(GIVEN INFORMATION Opens)
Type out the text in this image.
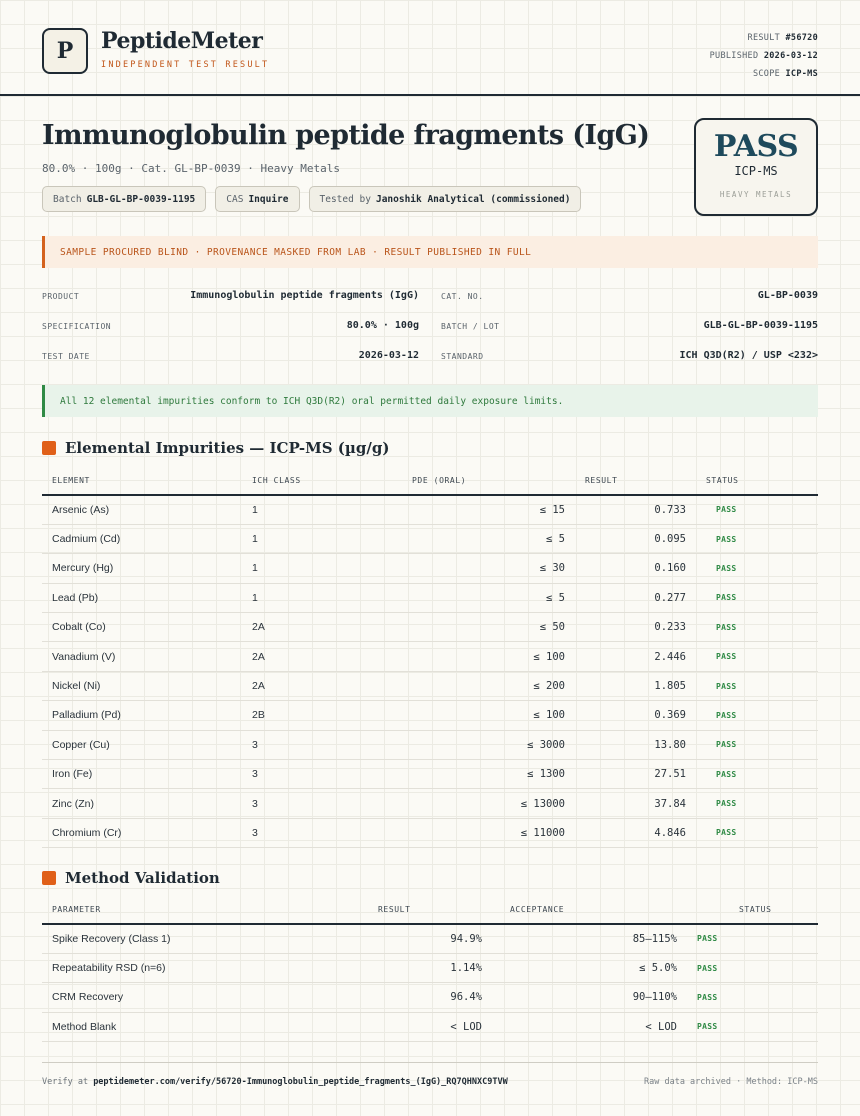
P	PeptideMeter
INDEPENDENT TEST RESULT
RESULT #56720
PUBLISHED 2026-03-12
SCOPE ICP-MS
Immunoglobulin peptide fragments (IgG)
80.0% · 100g · Cat. GL-BP-0039 · Heavy Metals
Batch GLB-GL-BP-0039-1195	CAS Inquire	Tested by Janoshik Analytical (commissioned)
PASS
ICP-MS
HEAVY METALS
SAMPLE PROCURED BLIND · PROVENANCE MASKED FROM LAB · RESULT PUBLISHED IN FULL
PRODUCT	Immunoglobulin peptide fragments (IgG)
SPECIFICATION	80.0% · 100g
TEST DATE	2026-03-12
CAT. NO.	GL-BP-0039
BATCH / LOT	GLB-GL-BP-0039-1195
STANDARD	ICH Q3D(R2) / USP <232>
All 12 elemental impurities conform to ICH Q3D(R2) oral permitted daily exposure limits.
Elemental Impurities — ICP-MS (µg/g)
ELEMENT	ICH CLASS	PDE (ORAL)	RESULT	STATUS
Arsenic (As)	1	≤ 15	0.733	PASS
Cadmium (Cd)	1	≤ 5	0.095	PASS
Mercury (Hg)	1	≤ 30	0.160	PASS
Lead (Pb)	1	≤ 5	0.277	PASS
Cobalt (Co)	2A	≤ 50	0.233	PASS
Vanadium (V)	2A	≤ 100	2.446	PASS
Nickel (Ni)	2A	≤ 200	1.805	PASS
Palladium (Pd)	2B	≤ 100	0.369	PASS
Copper (Cu)	3	≤ 3000	13.80	PASS
Iron (Fe)	3	≤ 1300	27.51	PASS
Zinc (Zn)	3	≤ 13000	37.84	PASS
Chromium (Cr)	3	≤ 11000	4.846	PASS
Method Validation
PARAMETER	RESULT	ACCEPTANCE	STATUS
Spike Recovery (Class 1)	94.9%	85–115%	PASS
Repeatability RSD (n=6)	1.14%	≤ 5.0%	PASS
CRM Recovery	96.4%	90–110%	PASS
Method Blank	< LOD	< LOD	PASS
Verify at peptidemeter.com/verify/56720-Immunoglobulin_peptide_fragments_(IgG)_RQ7QHNXC9TVW	Raw data archived · Method: ICP-MS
(GIVEN INFORMATION Closes)
§ WORK INSTRUCTION: Take every record and copy it word for word, dropping the pictures.

§ RESULT OF THE TASK:
Type out the text in this image.
P	PeptideMeter
INDEPENDENT TEST RESULT
RESULT #56720
PUBLISHED 2026-03-12
SCOPE ICP-MS
Immunoglobulin peptide fragments (IgG)
80.0% · 100g · Cat. GL-BP-0039 · Heavy Metals
Batch GLB-GL-BP-0039-1195	CAS Inquire	Tested by Janoshik Analytical (commissioned)
PASS
ICP-MS
HEAVY METALS
SAMPLE PROCURED BLIND · PROVENANCE MASKED FROM LAB · RESULT PUBLISHED IN FULL
PRODUCT	Immunoglobulin peptide fragments (IgG)
SPECIFICATION	80.0% · 100g
TEST DATE	2026-03-12
CAT. NO.	GL-BP-0039
BATCH / LOT	GLB-GL-BP-0039-1195
STANDARD	ICH Q3D(R2) / USP <232>
All 12 elemental impurities conform to ICH Q3D(R2) oral permitted daily exposure limits.
Elemental Impurities — ICP-MS (µg/g)
ELEMENT	ICH CLASS	PDE (ORAL)	RESULT	STATUS
Arsenic (As)	1	≤ 15	0.733	PASS
Cadmium (Cd)	1	≤ 5	0.095	PASS
Mercury (Hg)	1	≤ 30	0.160	PASS
Lead (Pb)	1	≤ 5	0.277	PASS
Cobalt (Co)	2A	≤ 50	0.233	PASS
Vanadium (V)	2A	≤ 100	2.446	PASS
Nickel (Ni)	2A	≤ 200	1.805	PASS
Palladium (Pd)	2B	≤ 100	0.369	PASS
Copper (Cu)	3	≤ 3000	13.80	PASS
Iron (Fe)	3	≤ 1300	27.51	PASS
Zinc (Zn)	3	≤ 13000	37.84	PASS
Chromium (Cr)	3	≤ 11000	4.846	PASS
Method Validation
PARAMETER	RESULT	ACCEPTANCE	STATUS
Spike Recovery (Class 1)	94.9%	85–115%	PASS
Repeatability RSD (n=6)	1.14%	≤ 5.0%	PASS
CRM Recovery	96.4%	90–110%	PASS
Method Blank	< LOD	< LOD	PASS
Verify at peptidemeter.com/verify/56720-Immunoglobulin_peptide_fragments_(IgG)_RQ7QHNXC9TVW	Raw data archived · Method: ICP-MS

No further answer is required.